> [DOCUMENTO]
□ □ □ □

En diversas partes de su libro, el profesor Valadés discurre sobre puntos específicos que conviene traer a cuentas, en tanto constituyen cimiento de sus reflexiones y proposiciones. Acerca de la historicidad y localidad -si se me permite la expresión- de las instituciones políticas, que brindan soporte a la propuesta de cambios útiles sin mengua de la identidad esencial de aquéllas, escribe:

En la historia constitucional no ha existido institución alguna que no requiriera de ajustes periódicos. Las instituciones están sujetas a múltiples vicisitudes que hacen inevitable su permanente acoplamiento a los cambios culturales y que corrigen las desviaciones a las que siempre se encuentran expuestas. Las instituciones constitucionales, incluso las que parecen semejantes, actúan de manera diversa en el tiempo y en el espacio (p. 2).

□ □ □ □

> [MATERIAL PROPORCIONADO]
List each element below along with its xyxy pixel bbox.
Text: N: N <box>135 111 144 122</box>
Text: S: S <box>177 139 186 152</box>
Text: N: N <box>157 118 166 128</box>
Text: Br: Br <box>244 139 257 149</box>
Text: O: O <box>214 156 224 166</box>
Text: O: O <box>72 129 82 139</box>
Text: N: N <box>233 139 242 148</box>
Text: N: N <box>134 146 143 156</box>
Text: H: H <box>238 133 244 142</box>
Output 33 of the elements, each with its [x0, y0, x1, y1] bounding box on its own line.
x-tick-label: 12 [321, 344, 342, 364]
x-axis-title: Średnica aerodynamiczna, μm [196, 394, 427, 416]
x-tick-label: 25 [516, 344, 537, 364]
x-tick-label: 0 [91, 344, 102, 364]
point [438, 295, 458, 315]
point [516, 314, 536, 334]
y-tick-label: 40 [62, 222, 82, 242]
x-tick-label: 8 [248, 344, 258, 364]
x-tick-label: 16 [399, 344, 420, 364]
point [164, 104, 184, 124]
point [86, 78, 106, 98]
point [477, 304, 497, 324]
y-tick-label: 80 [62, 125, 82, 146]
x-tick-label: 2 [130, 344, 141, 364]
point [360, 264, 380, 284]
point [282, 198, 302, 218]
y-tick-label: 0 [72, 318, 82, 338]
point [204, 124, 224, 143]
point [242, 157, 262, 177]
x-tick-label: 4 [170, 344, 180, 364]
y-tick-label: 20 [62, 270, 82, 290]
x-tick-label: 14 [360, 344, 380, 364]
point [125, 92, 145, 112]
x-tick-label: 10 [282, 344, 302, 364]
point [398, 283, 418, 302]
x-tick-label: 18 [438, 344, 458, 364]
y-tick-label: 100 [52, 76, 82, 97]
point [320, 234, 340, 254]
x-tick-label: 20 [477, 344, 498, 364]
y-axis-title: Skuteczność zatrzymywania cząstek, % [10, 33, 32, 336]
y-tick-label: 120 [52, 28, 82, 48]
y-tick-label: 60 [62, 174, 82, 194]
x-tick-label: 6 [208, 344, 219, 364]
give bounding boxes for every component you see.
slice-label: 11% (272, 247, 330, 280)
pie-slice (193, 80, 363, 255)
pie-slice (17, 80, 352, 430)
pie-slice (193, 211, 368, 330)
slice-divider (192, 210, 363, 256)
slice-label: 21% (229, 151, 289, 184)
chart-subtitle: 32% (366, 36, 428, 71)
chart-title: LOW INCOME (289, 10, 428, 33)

□ □ □ □

> [TAREAS PROPUESTAS]
A) Resume en dos oraciones el texto sobre las instituciones constitucionales.
B) De acuerdo con el texto sobre las instituciones constitucionales, ¿cómo actúan estas instituciones, incluso las que parecen semejantes?
C) Prosigue el texto sobre las instituciones constitucionales a partir de su última oración.

> [RESULTADOS POR TAREA]
A) El profesor Valadés trata en su libro la historicidad y la localidad de las instituciones políticas, que sirven de base para proponer cambios útiles sin menoscabo de su identidad esencial. Según él, ninguna institución constitucional ha dejado de requerir ajustes periódicos, pues todas deben acoplarse a los cambios culturales y corregir sus desviaciones, y aun las semejantes actúan de manera diversa en el tiempo y en el espacio.

B) Actúan de manera diversa en el tiempo y en el espacio.

C)
Esto debe ser tomado en cuenta tanto a propósito del modelo presidencial general, que es el estdounidense, referencia para diversas aplicaciones especiales, como en lo que respecta a estas últimas, que han aportado sus propias novedades. Muchos otros ejemplos vendrían al caso, en el mismo marco de la política: en mi concepto, uno de los más relevantes es el federalismo, para aliviar la frecuente pretensión de cotejar los federalismos latinoamericanos -y, sobre todo, el mexicano- con el tipo original estadounidense.

Hay, es evidente, un sustrato social en las instituciones políticas. Lo sabe perfectamente el indagador del derecho que posee, también, experiencia de primera mano en la vida misma de aquéllas. A este respecto, el autor puntualiza: "El sistema presidencial mexicano es resultado de una larga elaboración política y constitucional. Esto debe ser tenido en cuenta en el momento en que se plantea su transformación, porque no se trata de reencauzar una invención caprichosa o fortuita, sino de modificar un proceso histórico" (p. 73). Es verdad, como lo es, que este sistema tiene asideros y explicaciones en otros órdenes: el social, el económico, el cultural, el psicológico, todos los cuales guardan relación íntima con un dato mayor de nuestra existencia: el centralismo. Presidencialismo es centralismo en la ordenación de la política: aquél y éste se miran mutuamente, como en un espejo. No olvidaré, por lo demás, el tlatoanismo mexicano -pido licencia para el neologismo-, que es el dato psicológico, casi religioso, del presidencialismo sembrado y desarrollado en nuestro suelo.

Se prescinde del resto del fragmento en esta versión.